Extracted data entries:
-.-.-

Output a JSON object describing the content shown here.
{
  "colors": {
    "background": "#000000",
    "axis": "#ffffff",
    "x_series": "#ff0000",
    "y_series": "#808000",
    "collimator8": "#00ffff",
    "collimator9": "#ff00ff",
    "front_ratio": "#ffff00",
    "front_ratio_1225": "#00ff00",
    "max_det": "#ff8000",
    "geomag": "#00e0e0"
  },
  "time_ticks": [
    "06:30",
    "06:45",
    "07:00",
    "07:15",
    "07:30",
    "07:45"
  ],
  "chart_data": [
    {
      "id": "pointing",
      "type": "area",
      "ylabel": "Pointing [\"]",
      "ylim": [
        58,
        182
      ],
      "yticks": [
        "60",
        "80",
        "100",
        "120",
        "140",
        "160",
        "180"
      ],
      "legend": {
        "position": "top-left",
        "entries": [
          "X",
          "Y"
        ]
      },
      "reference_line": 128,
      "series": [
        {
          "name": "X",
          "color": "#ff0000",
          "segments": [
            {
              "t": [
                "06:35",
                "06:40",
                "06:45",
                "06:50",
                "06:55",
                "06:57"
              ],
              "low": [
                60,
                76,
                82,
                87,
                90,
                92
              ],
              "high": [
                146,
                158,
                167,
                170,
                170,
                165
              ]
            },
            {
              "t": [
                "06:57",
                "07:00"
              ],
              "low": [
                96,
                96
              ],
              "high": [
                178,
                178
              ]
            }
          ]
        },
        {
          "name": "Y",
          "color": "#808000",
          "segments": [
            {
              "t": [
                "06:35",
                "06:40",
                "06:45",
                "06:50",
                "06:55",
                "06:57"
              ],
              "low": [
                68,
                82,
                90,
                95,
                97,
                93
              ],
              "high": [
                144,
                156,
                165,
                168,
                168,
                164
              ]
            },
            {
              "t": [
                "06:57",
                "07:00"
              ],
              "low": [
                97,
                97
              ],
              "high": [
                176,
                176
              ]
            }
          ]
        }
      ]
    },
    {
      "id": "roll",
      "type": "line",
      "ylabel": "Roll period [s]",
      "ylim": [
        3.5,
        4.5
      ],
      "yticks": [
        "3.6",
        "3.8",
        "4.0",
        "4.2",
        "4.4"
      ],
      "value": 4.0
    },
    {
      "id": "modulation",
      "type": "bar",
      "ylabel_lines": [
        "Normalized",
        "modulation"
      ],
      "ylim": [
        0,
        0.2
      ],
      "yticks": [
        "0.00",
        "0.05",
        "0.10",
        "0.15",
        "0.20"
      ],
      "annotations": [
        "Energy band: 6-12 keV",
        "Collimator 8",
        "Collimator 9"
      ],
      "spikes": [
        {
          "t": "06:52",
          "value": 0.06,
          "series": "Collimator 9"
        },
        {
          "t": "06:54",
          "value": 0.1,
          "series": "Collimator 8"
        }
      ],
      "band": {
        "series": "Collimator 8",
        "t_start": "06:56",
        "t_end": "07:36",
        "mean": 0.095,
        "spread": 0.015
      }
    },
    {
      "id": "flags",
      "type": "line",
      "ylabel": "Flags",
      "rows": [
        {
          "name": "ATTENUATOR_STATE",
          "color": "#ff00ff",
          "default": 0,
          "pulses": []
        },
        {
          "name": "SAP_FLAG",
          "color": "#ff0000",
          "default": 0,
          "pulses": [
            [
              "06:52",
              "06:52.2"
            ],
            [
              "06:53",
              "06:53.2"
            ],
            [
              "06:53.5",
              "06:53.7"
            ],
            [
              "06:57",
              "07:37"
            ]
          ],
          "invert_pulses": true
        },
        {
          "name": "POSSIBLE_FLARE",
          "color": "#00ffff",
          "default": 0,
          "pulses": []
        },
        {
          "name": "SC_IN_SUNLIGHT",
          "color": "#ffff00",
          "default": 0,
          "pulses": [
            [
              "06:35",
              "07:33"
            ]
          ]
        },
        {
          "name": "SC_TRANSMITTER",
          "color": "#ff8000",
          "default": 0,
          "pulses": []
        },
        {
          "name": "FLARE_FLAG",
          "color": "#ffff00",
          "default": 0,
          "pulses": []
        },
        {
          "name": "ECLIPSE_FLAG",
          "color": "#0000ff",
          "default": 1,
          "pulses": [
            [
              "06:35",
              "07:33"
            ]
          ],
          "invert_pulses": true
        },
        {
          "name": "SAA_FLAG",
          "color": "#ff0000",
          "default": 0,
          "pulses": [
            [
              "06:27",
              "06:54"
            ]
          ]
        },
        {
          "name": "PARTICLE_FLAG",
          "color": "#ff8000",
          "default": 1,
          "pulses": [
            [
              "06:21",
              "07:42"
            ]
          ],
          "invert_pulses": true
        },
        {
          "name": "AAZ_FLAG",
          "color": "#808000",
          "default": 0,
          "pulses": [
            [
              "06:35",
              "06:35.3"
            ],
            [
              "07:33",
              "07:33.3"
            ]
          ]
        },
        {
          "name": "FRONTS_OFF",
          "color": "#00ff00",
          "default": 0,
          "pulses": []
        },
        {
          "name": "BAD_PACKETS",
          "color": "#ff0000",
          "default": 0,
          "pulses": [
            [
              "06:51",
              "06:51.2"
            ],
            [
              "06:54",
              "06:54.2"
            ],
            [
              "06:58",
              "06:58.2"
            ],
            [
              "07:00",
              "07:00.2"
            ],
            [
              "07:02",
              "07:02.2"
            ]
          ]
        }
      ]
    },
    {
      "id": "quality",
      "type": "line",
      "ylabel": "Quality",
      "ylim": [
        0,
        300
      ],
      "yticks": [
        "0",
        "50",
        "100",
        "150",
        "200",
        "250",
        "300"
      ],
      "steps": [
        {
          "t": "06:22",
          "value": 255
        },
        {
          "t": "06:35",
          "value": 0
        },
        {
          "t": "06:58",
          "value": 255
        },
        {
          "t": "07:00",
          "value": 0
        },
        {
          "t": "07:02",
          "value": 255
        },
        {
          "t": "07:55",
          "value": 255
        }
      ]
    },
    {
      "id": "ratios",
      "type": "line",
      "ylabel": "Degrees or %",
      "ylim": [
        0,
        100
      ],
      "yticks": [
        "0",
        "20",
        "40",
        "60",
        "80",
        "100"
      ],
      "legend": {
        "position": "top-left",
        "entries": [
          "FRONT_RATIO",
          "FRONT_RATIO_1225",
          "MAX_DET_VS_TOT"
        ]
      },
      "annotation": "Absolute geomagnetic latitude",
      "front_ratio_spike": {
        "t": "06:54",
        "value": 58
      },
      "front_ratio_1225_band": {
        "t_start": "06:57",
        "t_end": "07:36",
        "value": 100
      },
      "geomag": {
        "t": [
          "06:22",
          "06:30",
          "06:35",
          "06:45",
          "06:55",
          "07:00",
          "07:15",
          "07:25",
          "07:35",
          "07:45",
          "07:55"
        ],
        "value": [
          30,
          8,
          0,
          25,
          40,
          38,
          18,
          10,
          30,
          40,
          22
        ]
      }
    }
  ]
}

-.-.-

- Exercise directions: Copy each line of the data above without altering a single character.

- Task output:
Output a JSON object describing the content shown here.
{
  "colors": {
    "background": "#000000",
    "axis": "#ffffff",
    "x_series": "#ff0000",
    "y_series": "#808000",
    "collimator8": "#00ffff",
    "collimator9": "#ff00ff",
    "front_ratio": "#ffff00",
    "front_ratio_1225": "#00ff00",
    "max_det": "#ff8000",
    "geomag": "#00e0e0"
  },
  "time_ticks": [
    "06:30",
    "06:45",
    "07:00",
    "07:15",
    "07:30",
    "07:45"
  ],
  "chart_data": [
    {
      "id": "pointing",
      "type": "area",
      "ylabel": "Pointing [\"]",
      "ylim": [
        58,
        182
      ],
      "yticks": [
        "60",
        "80",
        "100",
        "120",
        "140",
        "160",
        "180"
      ],
      "legend": {
        "position": "top-left",
        "entries": [
          "X",
          "Y"
        ]
      },
      "reference_line": 128,
      "series": [
        {
          "name": "X",
          "color": "#ff0000",
          "segments": [
            {
              "t": [
                "06:35",
                "06:40",
                "06:45",
                "06:50",
                "06:55",
                "06:57"
              ],
              "low": [
                60,
                76,
                82,
                87,
                90,
                92
              ],
              "high": [
                146,
                158,
                167,
                170,
                170,
                165
              ]
            },
            {
              "t": [
                "06:57",
                "07:00"
              ],
              "low": [
                96,
                96
              ],
              "high": [
                178,
                178
              ]
            }
          ]
        },
        {
          "name": "Y",
          "color": "#808000",
          "segments": [
            {
              "t": [
                "06:35",
                "06:40",
                "06:45",
                "06:50",
                "06:55",
                "06:57"
              ],
              "low": [
                68,
                82,
                90,
                95,
                97,
                93
              ],
              "high": [
                144,
                156,
                165,
                168,
                168,
                164
              ]
            },
            {
              "t": [
                "06:57",
                "07:00"
              ],
              "low": [
                97,
                97
              ],
              "high": [
                176,
                176
              ]
            }
          ]
        }
      ]
    },
    {
      "id": "roll",
      "type": "line",
      "ylabel": "Roll period [s]",
      "ylim": [
        3.5,
        4.5
      ],
      "yticks": [
        "3.6",
        "3.8",
        "4.0",
        "4.2",
        "4.4"
      ],
      "value": 4.0
    },
    {
      "id": "modulation",
      "type": "bar",
      "ylabel_lines": [
        "Normalized",
        "modulation"
      ],
      "ylim": [
        0,
        0.2
      ],
      "yticks": [
        "0.00",
        "0.05",
        "0.10",
        "0.15",
        "0.20"
      ],
      "annotations": [
        "Energy band: 6-12 keV",
        "Collimator 8",
        "Collimator 9"
      ],
      "spikes": [
        {
          "t": "06:52",
          "value": 0.06,
          "series": "Collimator 9"
        },
        {
          "t": "06:54",
          "value": 0.1,
          "series": "Collimator 8"
        }
      ],
      "band": {
        "series": "Collimator 8",
        "t_start": "06:56",
        "t_end": "07:36",
        "mean": 0.095,
        "spread": 0.015
      }
    },
    {
      "id": "flags",
      "type": "line",
      "ylabel": "Flags",
      "rows": [
        {
          "name": "ATTENUATOR_STATE",
          "color": "#ff00ff",
          "default": 0,
          "pulses": []
        },
        {
          "name": "SAP_FLAG",
          "color": "#ff0000",
          "default": 0,
          "pulses": [
            [
              "06:52",
              "06:52.2"
            ],
            [
              "06:53",
              "06:53.2"
            ],
            [
              "06:53.5",
              "06:53.7"
            ],
            [
              "06:57",
              "07:37"
            ]
          ],
          "invert_pulses": true
        },
        {
          "name": "POSSIBLE_FLARE",
          "color": "#00ffff",
          "default": 0,
          "pulses": []
        },
        {
          "name": "SC_IN_SUNLIGHT",
          "color": "#ffff00",
          "default": 0,
          "pulses": [
            [
              "06:35",
              "07:33"
            ]
          ]
        },
        {
          "name": "SC_TRANSMITTER",
          "color": "#ff8000",
          "default": 0,
          "pulses": []
        },
        {
          "name": "FLARE_FLAG",
          "color": "#ffff00",
          "default": 0,
          "pulses": []
        },
        {
          "name": "ECLIPSE_FLAG",
          "color": "#0000ff",
          "default": 1,
          "pulses": [
            [
              "06:35",
              "07:33"
            ]
          ],
          "invert_pulses": true
        },
        {
          "name": "SAA_FLAG",
          "color": "#ff0000",
          "default": 0,
          "pulses": [
            [
              "06:27",
              "06:54"
            ]
          ]
        },
        {
          "name": "PARTICLE_FLAG",
          "color": "#ff8000",
          "default": 1,
          "pulses": [
            [
              "06:21",
              "07:42"
            ]
          ],
          "invert_pulses": true
        },
        {
          "name": "AAZ_FLAG",
          "color": "#808000",
          "default": 0,
          "pulses": [
            [
              "06:35",
              "06:35.3"
            ],
            [
              "07:33",
              "07:33.3"
            ]
          ]
        },
        {
          "name": "FRONTS_OFF",
          "color": "#00ff00",
          "default": 0,
          "pulses": []
        },
        {
          "name": "BAD_PACKETS",
          "color": "#ff0000",
          "default": 0,
          "pulses": [
            [
              "06:51",
              "06:51.2"
            ],
            [
              "06:54",
              "06:54.2"
            ],
            [
              "06:58",
              "06:58.2"
            ],
            [
              "07:00",
              "07:00.2"
            ],
            [
              "07:02",
              "07:02.2"
            ]
          ]
        }
      ]
    },
    {
      "id": "quality",
      "type": "line",
      "ylabel": "Quality",
      "ylim": [
        0,
        300
      ],
      "yticks": [
        "0",
        "50",
        "100",
        "150",
        "200",
        "250",
        "300"
      ],
      "steps": [
        {
          "t": "06:22",
          "value": 255
        },
        {
          "t": "06:35",
          "value": 0
        },
        {
          "t": "06:58",
          "value": 255
        },
        {
          "t": "07:00",
          "value": 0
        },
        {
          "t": "07:02",
          "value": 255
        },
        {
          "t": "07:55",
          "value": 255
        }
      ]
    },
    {
      "id": "ratios",
      "type": "line",
      "ylabel": "Degrees or %",
      "ylim": [
        0,
        100
      ],
      "yticks": [
        "0",
        "20",
        "40",
        "60",
        "80",
        "100"
      ],
      "legend": {
        "position": "top-left",
        "entries": [
          "FRONT_RATIO",
          "FRONT_RATIO_1225",
          "MAX_DET_VS_TOT"
        ]
      },
      "annotation": "Absolute geomagnetic latitude",
      "front_ratio_spike": {
        "t": "06:54",
        "value": 58
      },
      "front_ratio_1225_band": {
        "t_start": "06:57",
        "t_end": "07:36",
        "value": 100
      },
      "geomag": {
        "t": [
          "06:22",
          "06:30",
          "06:35",
          "06:45",
          "06:55",
          "07:00",
          "07:15",
          "07:25",
          "07:35",
          "07:45",
          "07:55"
        ],
        "value": [
          30,
          8,
          0,
          25,
          40,
          38,
          18,
          10,
          30,
          40,
          22
        ]
      }
    }
  ]
}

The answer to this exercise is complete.